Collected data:
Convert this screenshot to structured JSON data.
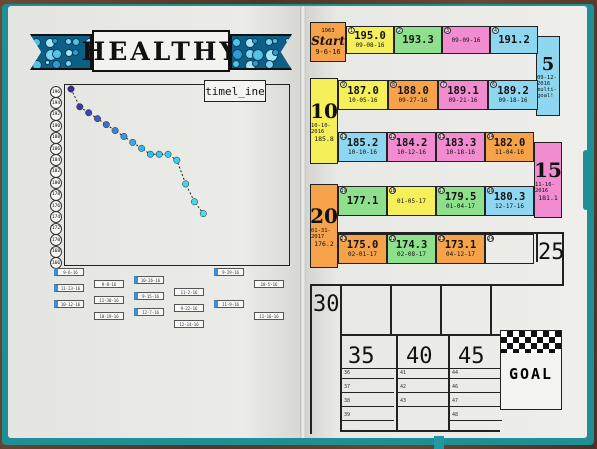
{
  "banner": {
    "title": "HEALTHY"
  },
  "chart": {
    "label": "timel_ine",
    "y_ticks": [
      "196",
      "194",
      "192",
      "190",
      "188",
      "186",
      "184",
      "182",
      "180",
      "178",
      "176",
      "174",
      "172",
      "170",
      "168",
      "166"
    ],
    "points": [
      196,
      193,
      192,
      191,
      190,
      189,
      188,
      187,
      186,
      185,
      185,
      185,
      184,
      180,
      177,
      175
    ],
    "x_tags": [
      "9-6-16",
      "9-8-16",
      "9-15-16",
      "9-22-16",
      "9-29-16",
      "10-5-16",
      "10-12-16",
      "10-19-16",
      "10-26-16",
      "11-2-16",
      "11-9-16",
      "11-16-16",
      "11-23-16",
      "11-30-16",
      "12-7-16",
      "12-14-16"
    ]
  },
  "board": {
    "start_label": "Start",
    "start_year": "1963",
    "start_date": "9-6-16",
    "squares_row1": [
      {
        "n": "1",
        "w": "195.0",
        "d": "09-08-16",
        "c": "#f5ef5a"
      },
      {
        "n": "2",
        "w": "193.3",
        "d": "",
        "c": "#8ee08c"
      },
      {
        "n": "3",
        "w": "",
        "d": "09-09-16",
        "c": "#f28cd0"
      },
      {
        "n": "4",
        "w": "191.2",
        "d": "",
        "c": "#8fd7f0"
      }
    ],
    "sq5": {
      "num": "5",
      "date": "09-12-2016",
      "note": "multi-goal!"
    },
    "squares_row2": [
      {
        "n": "9",
        "w": "187.0",
        "d": "10-05-16",
        "c": "#f5ef5a"
      },
      {
        "n": "8",
        "w": "188.0",
        "d": "09-27-16",
        "c": "#f5a24b"
      },
      {
        "n": "7",
        "w": "189.1",
        "d": "09-21-16",
        "c": "#f28cd0"
      },
      {
        "n": "6",
        "w": "189.2",
        "d": "09-18-16",
        "c": "#8fd7f0"
      }
    ],
    "sq10": {
      "num": "10",
      "date": "10-10-2016",
      "weight": "185.8"
    },
    "squares_row3": [
      {
        "n": "11",
        "w": "185.2",
        "d": "10-10-16",
        "c": "#8fd7f0"
      },
      {
        "n": "12",
        "w": "184.2",
        "d": "10-12-16",
        "c": "#f28cd0"
      },
      {
        "n": "13",
        "w": "183.3",
        "d": "10-18-16",
        "c": "#f28cd0"
      },
      {
        "n": "14",
        "w": "182.0",
        "d": "11-04-16",
        "c": "#f5a24b"
      }
    ],
    "sq15": {
      "num": "15",
      "date": "11-16-2016",
      "weight": "181.1"
    },
    "squares_row4": [
      {
        "n": "19",
        "w": "177.1",
        "d": "",
        "c": "#8ee08c"
      },
      {
        "n": "18",
        "w": "",
        "d": "01-05-17",
        "c": "#f5ef5a"
      },
      {
        "n": "17",
        "w": "179.5",
        "d": "01-04-17",
        "c": "#8ee08c"
      },
      {
        "n": "16",
        "w": "180.3",
        "d": "12-17-16",
        "c": "#8fd7f0"
      }
    ],
    "sq20": {
      "num": "20",
      "date": "01-31-2017",
      "weight": "176.2"
    },
    "squares_row5": [
      {
        "n": "21",
        "w": "175.0",
        "d": "02-01-17",
        "c": "#f5a24b"
      },
      {
        "n": "22",
        "w": "174.3",
        "d": "02-08-17",
        "c": "#8ee08c"
      },
      {
        "n": "23",
        "w": "173.1",
        "d": "04-12-17",
        "c": "#f5a24b"
      },
      {
        "n": "24",
        "w": "",
        "d": "",
        "c": "none"
      }
    ],
    "num25": "25",
    "num30": "30",
    "num35": "35",
    "num40": "40",
    "num45": "45",
    "goal": "GOAL",
    "rows_left": [
      "36",
      "37",
      "38",
      "39"
    ],
    "rows_mid": [
      "41",
      "42",
      "43"
    ],
    "rows_right": [
      "44",
      "46",
      "47",
      "48"
    ]
  }
}
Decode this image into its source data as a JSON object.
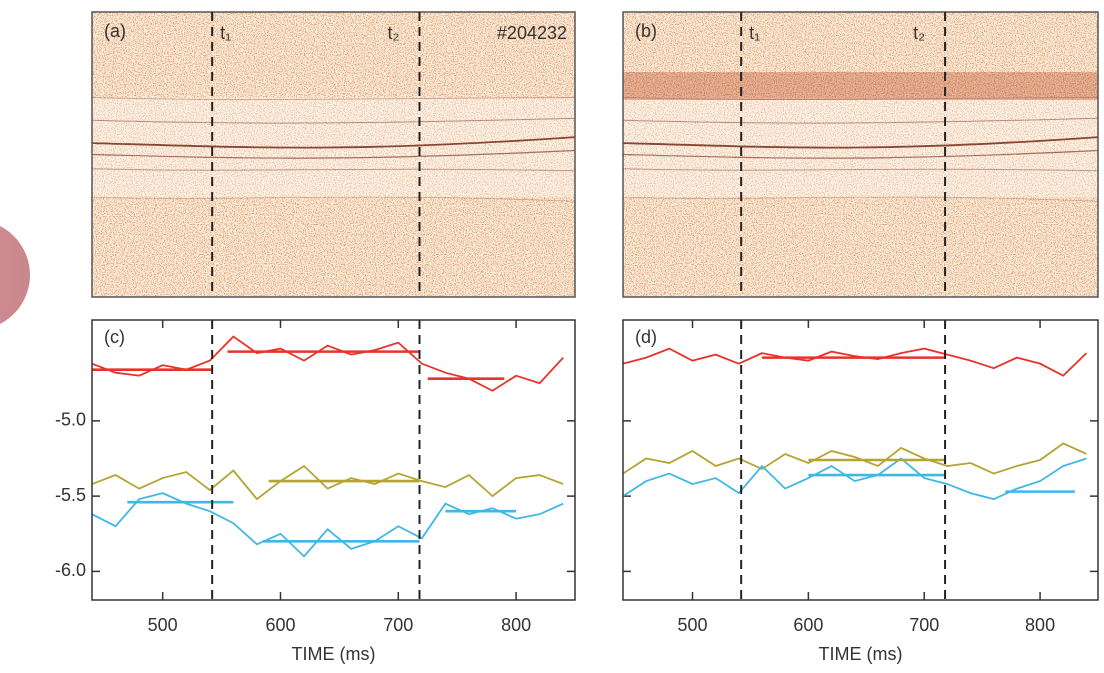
{
  "chart_data": [
    {
      "type": "spectrogram",
      "label": "(a)",
      "xlim": [
        440,
        850
      ],
      "markers": [
        542,
        718
      ],
      "marker_labels": [
        "t₁",
        "t₂"
      ],
      "shot": "#204232"
    },
    {
      "type": "spectrogram",
      "label": "(b)",
      "xlim": [
        440,
        850
      ],
      "markers": [
        542,
        718
      ],
      "marker_labels": [
        "t₁",
        "t₂"
      ]
    },
    {
      "type": "line",
      "label": "(c)",
      "xlabel": "TIME (ms)",
      "xlim": [
        440,
        850
      ],
      "xticks": [
        500,
        600,
        700,
        800
      ],
      "ylim": [
        -6.19,
        -4.33
      ],
      "yticks": [
        {
          "value": -5,
          "label": "-5.0"
        },
        -5.5,
        {
          "value": -6,
          "label": "-6.0"
        }
      ],
      "ytick_labels": true,
      "markers": [
        542,
        718
      ],
      "x": [
        440,
        460,
        480,
        500,
        520,
        540,
        560,
        580,
        600,
        620,
        640,
        660,
        680,
        700,
        720,
        740,
        760,
        780,
        800,
        820,
        840
      ],
      "series": [
        {
          "color": "#e8332a",
          "values": [
            -4.62,
            -4.68,
            -4.7,
            -4.63,
            -4.66,
            -4.6,
            -4.44,
            -4.55,
            -4.52,
            -4.6,
            -4.5,
            -4.56,
            -4.53,
            -4.48,
            -4.62,
            -4.68,
            -4.72,
            -4.8,
            -4.7,
            -4.75,
            -4.58
          ]
        },
        {
          "color": "#b5a334",
          "values": [
            -5.42,
            -5.36,
            -5.45,
            -5.38,
            -5.34,
            -5.46,
            -5.33,
            -5.52,
            -5.4,
            -5.3,
            -5.45,
            -5.38,
            -5.42,
            -5.35,
            -5.4,
            -5.44,
            -5.36,
            -5.5,
            -5.38,
            -5.36,
            -5.42
          ]
        },
        {
          "color": "#3fb8e3",
          "values": [
            -5.62,
            -5.7,
            -5.52,
            -5.48,
            -5.55,
            -5.6,
            -5.68,
            -5.82,
            -5.75,
            -5.9,
            -5.72,
            -5.85,
            -5.8,
            -5.7,
            -5.78,
            -5.55,
            -5.62,
            -5.58,
            -5.65,
            -5.62,
            -5.55
          ]
        }
      ],
      "levels": [
        {
          "color": "#e8332a",
          "x": [
            440,
            542
          ],
          "values": [
            -4.66,
            -4.66
          ]
        },
        {
          "color": "#e8332a",
          "x": [
            555,
            718
          ],
          "values": [
            -4.54,
            -4.54
          ]
        },
        {
          "color": "#e8332a",
          "x": [
            725,
            790
          ],
          "values": [
            -4.72,
            -4.72
          ]
        },
        {
          "color": "#b5a334",
          "x": [
            590,
            718
          ],
          "values": [
            -5.4,
            -5.4
          ]
        },
        {
          "color": "#3fb8e3",
          "x": [
            470,
            560
          ],
          "values": [
            -5.54,
            -5.54
          ]
        },
        {
          "color": "#3fb8e3",
          "x": [
            585,
            718
          ],
          "values": [
            -5.8,
            -5.8
          ]
        },
        {
          "color": "#3fb8e3",
          "x": [
            740,
            800
          ],
          "values": [
            -5.6,
            -5.6
          ]
        }
      ]
    },
    {
      "type": "line",
      "label": "(d)",
      "xlabel": "TIME (ms)",
      "xlim": [
        440,
        850
      ],
      "xticks": [
        500,
        600,
        700,
        800
      ],
      "ylim": [
        -6.19,
        -4.33
      ],
      "yticks": [
        -5,
        -5.5,
        -6
      ],
      "ytick_labels": false,
      "markers": [
        542,
        718
      ],
      "x": [
        440,
        460,
        480,
        500,
        520,
        540,
        560,
        580,
        600,
        620,
        640,
        660,
        680,
        700,
        720,
        740,
        760,
        780,
        800,
        820,
        840
      ],
      "series": [
        {
          "color": "#e8332a",
          "values": [
            -4.62,
            -4.58,
            -4.52,
            -4.6,
            -4.56,
            -4.62,
            -4.55,
            -4.58,
            -4.6,
            -4.54,
            -4.57,
            -4.59,
            -4.55,
            -4.52,
            -4.56,
            -4.6,
            -4.65,
            -4.58,
            -4.62,
            -4.7,
            -4.55
          ]
        },
        {
          "color": "#b5a334",
          "values": [
            -5.35,
            -5.25,
            -5.28,
            -5.2,
            -5.3,
            -5.25,
            -5.32,
            -5.22,
            -5.28,
            -5.2,
            -5.24,
            -5.3,
            -5.18,
            -5.25,
            -5.3,
            -5.28,
            -5.35,
            -5.3,
            -5.26,
            -5.15,
            -5.22
          ]
        },
        {
          "color": "#3fb8e3",
          "values": [
            -5.5,
            -5.4,
            -5.35,
            -5.42,
            -5.38,
            -5.48,
            -5.3,
            -5.45,
            -5.38,
            -5.3,
            -5.4,
            -5.36,
            -5.25,
            -5.38,
            -5.42,
            -5.48,
            -5.52,
            -5.45,
            -5.4,
            -5.3,
            -5.25
          ]
        }
      ],
      "levels": [
        {
          "color": "#e8332a",
          "x": [
            560,
            718
          ],
          "values": [
            -4.58,
            -4.58
          ]
        },
        {
          "color": "#b5a334",
          "x": [
            600,
            718
          ],
          "values": [
            -5.26,
            -5.26
          ]
        },
        {
          "color": "#3fb8e3",
          "x": [
            600,
            718
          ],
          "values": [
            -5.36,
            -5.36
          ]
        },
        {
          "color": "#3fb8e3",
          "x": [
            770,
            830
          ],
          "values": [
            -5.47,
            -5.47
          ]
        }
      ]
    }
  ]
}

**AIM**
Work through the records line by line and tally those holding "weight". Reply with the number alone.

**PROBLEM SOLUTION**
3